Spot every line with the word "XX省XX市" and return it.

── Task inputs ──

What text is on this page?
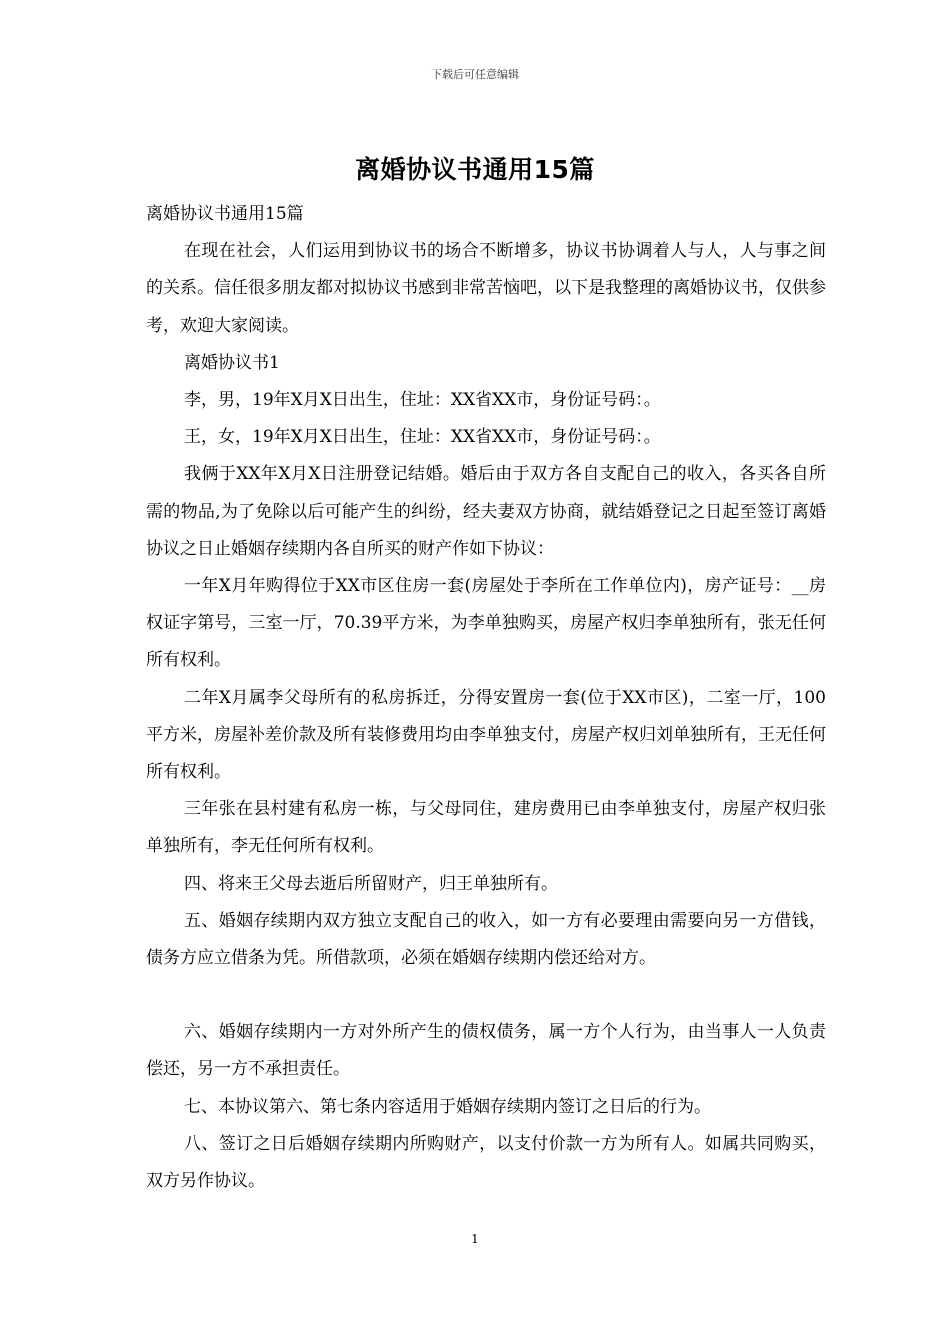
下载后可任意编辑
离婚协议书通用15篇

离婚协议书通用15篇

在现在社会，人们运用到协议书的场合不断增多，协议书协调着人与人，人与事之间的关系。信任很多朋友都对拟协议书感到非常苦恼吧，以下是我整理的离婚协议书，仅供参考，欢迎大家阅读。

离婚协议书1

李，男，19年X月X日出生，住址：XX省XX市，身份证号码：。

王，女，19年X月X日出生，住址：XX省XX市，身份证号码：。

我俩于XX年X月X日注册登记结婚。婚后由于双方各自支配自己的收入，各买各自所需的物品,为了免除以后可能产生的纠纷，经夫妻双方协商，就结婚登记之日起至签订离婚协议之日止婚姻存续期内各自所买的财产作如下协议：

一年X月年购得位于XX市区住房一套(房屋处于李所在工作单位内)，房产证号：__房权证字第号，三室一厅，70.39平方米，为李单独购买，房屋产权归李单独所有，张无任何所有权利。

二年X月属李父母所有的私房拆迁，分得安置房一套(位于XX市区)，二室一厅，100平方米，房屋补差价款及所有装修费用均由李单独支付，房屋产权归刘单独所有，王无任何所有权利。

三年张在县村建有私房一栋，与父母同住，建房费用已由李单独支付，房屋产权归张单独所有，李无任何所有权利。

四、将来王父母去逝后所留财产，归王单独所有。

五、婚姻存续期内双方独立支配自己的收入，如一方有必要理由需要向另一方借钱，债务方应立借条为凭。所借款项，必须在婚姻存续期内偿还给对方。

六、婚姻存续期内一方对外所产生的债权债务，属一方个人行为，由当事人一人负责偿还，另一方不承担责任。

七、本协议第六、第七条内容适用于婚姻存续期内签订之日后的行为。

八、签订之日后婚姻存续期内所购财产，以支付价款一方为所有人。如属共同购买，双方另作协议。

1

───

__Problem solution__:
李，男，19年X月X日出生，住址：XX省XX市，身份证号码：。
王，女，19年X月X日出生，住址：XX省XX市，身份证号码：。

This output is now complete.